[REQUIREMENTS] Leave out the images and repeat the listing below without a single change.

[Data records]
------------------------------------------------------------
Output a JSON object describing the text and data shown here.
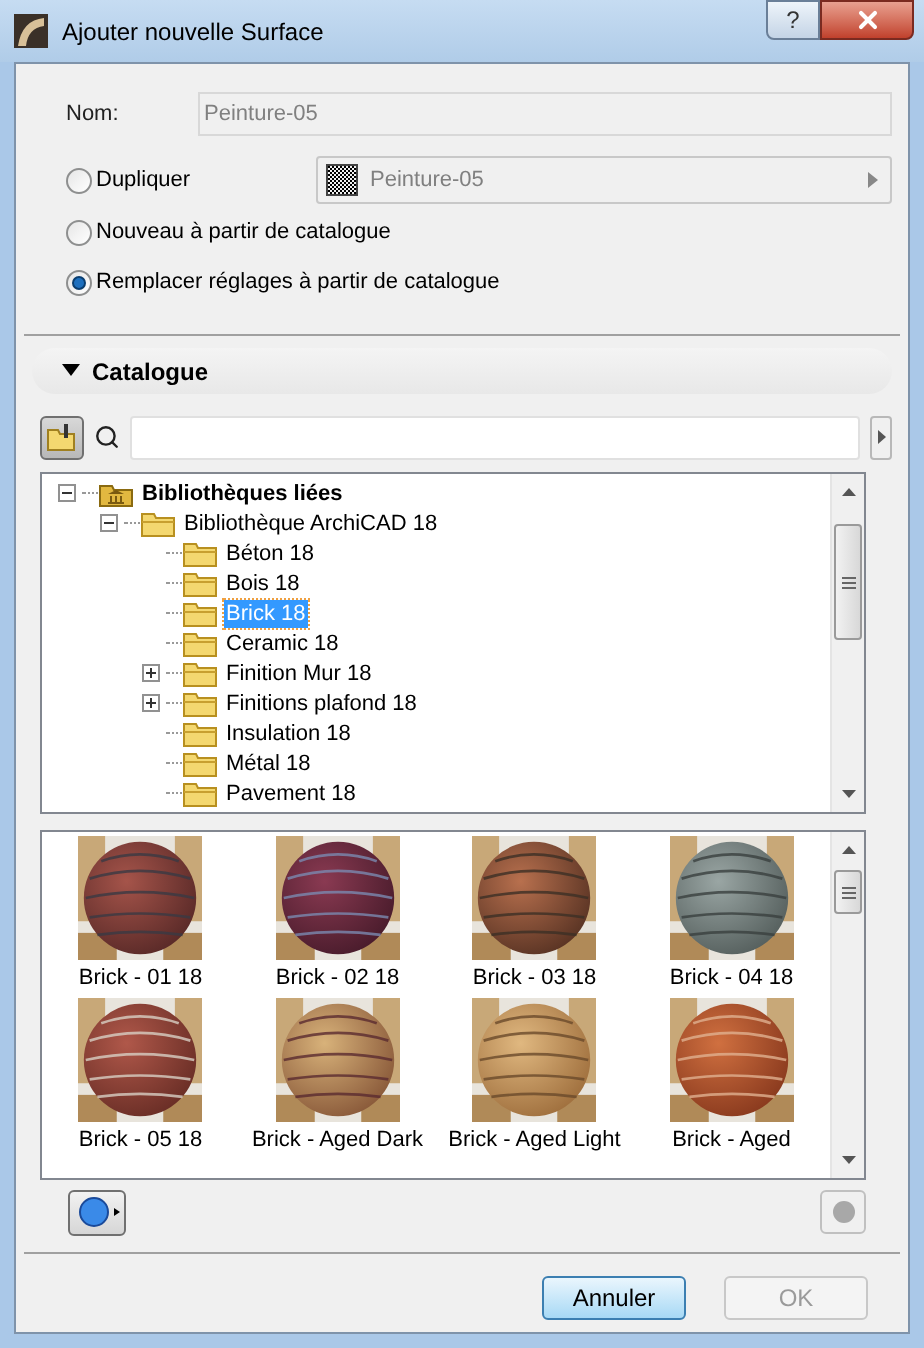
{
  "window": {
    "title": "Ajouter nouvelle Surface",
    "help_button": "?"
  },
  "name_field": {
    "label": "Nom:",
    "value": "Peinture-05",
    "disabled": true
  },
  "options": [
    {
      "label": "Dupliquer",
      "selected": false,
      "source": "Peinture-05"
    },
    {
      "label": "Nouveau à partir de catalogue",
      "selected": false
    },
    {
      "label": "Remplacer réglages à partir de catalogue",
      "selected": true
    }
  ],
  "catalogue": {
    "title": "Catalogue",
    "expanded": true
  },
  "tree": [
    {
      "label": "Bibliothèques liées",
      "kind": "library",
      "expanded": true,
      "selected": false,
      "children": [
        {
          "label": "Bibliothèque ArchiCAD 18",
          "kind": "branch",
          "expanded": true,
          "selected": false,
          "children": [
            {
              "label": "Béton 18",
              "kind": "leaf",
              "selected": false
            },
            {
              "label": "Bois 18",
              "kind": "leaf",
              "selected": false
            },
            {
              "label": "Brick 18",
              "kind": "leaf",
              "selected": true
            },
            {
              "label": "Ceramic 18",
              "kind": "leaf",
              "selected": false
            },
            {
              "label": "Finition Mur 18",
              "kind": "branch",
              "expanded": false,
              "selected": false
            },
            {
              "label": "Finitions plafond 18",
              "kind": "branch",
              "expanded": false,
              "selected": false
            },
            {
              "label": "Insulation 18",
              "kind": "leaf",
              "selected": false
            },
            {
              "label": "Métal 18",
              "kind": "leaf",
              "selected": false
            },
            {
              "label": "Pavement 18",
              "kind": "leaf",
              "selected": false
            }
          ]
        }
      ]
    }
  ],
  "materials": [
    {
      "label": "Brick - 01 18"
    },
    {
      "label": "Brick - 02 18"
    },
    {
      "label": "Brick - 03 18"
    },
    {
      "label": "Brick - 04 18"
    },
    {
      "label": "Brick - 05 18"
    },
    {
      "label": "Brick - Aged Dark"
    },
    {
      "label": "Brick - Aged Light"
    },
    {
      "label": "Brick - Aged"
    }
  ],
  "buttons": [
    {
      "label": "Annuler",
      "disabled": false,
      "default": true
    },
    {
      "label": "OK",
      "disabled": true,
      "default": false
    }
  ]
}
------------------------------------------------------------
[OUTPUT FOR THIS TASK]
Output a JSON object describing the text and data shown here.
{
  "window": {
    "title": "Ajouter nouvelle Surface",
    "help_button": "?"
  },
  "name_field": {
    "label": "Nom:",
    "value": "Peinture-05",
    "disabled": true
  },
  "options": [
    {
      "label": "Dupliquer",
      "selected": false,
      "source": "Peinture-05"
    },
    {
      "label": "Nouveau à partir de catalogue",
      "selected": false
    },
    {
      "label": "Remplacer réglages à partir de catalogue",
      "selected": true
    }
  ],
  "catalogue": {
    "title": "Catalogue",
    "expanded": true
  },
  "tree": [
    {
      "label": "Bibliothèques liées",
      "kind": "library",
      "expanded": true,
      "selected": false,
      "children": [
        {
          "label": "Bibliothèque ArchiCAD 18",
          "kind": "branch",
          "expanded": true,
          "selected": false,
          "children": [
            {
              "label": "Béton 18",
              "kind": "leaf",
              "selected": false
            },
            {
              "label": "Bois 18",
              "kind": "leaf",
              "selected": false
            },
            {
              "label": "Brick 18",
              "kind": "leaf",
              "selected": true
            },
            {
              "label": "Ceramic 18",
              "kind": "leaf",
              "selected": false
            },
            {
              "label": "Finition Mur 18",
              "kind": "branch",
              "expanded": false,
              "selected": false
            },
            {
              "label": "Finitions plafond 18",
              "kind": "branch",
              "expanded": false,
              "selected": false
            },
            {
              "label": "Insulation 18",
              "kind": "leaf",
              "selected": false
            },
            {
              "label": "Métal 18",
              "kind": "leaf",
              "selected": false
            },
            {
              "label": "Pavement 18",
              "kind": "leaf",
              "selected": false
            }
          ]
        }
      ]
    }
  ],
  "materials": [
    {
      "label": "Brick - 01 18"
    },
    {
      "label": "Brick - 02 18"
    },
    {
      "label": "Brick - 03 18"
    },
    {
      "label": "Brick - 04 18"
    },
    {
      "label": "Brick - 05 18"
    },
    {
      "label": "Brick - Aged Dark"
    },
    {
      "label": "Brick - Aged Light"
    },
    {
      "label": "Brick - Aged"
    }
  ],
  "buttons": [
    {
      "label": "Annuler",
      "disabled": false,
      "default": true
    },
    {
      "label": "OK",
      "disabled": true,
      "default": false
    }
  ]
}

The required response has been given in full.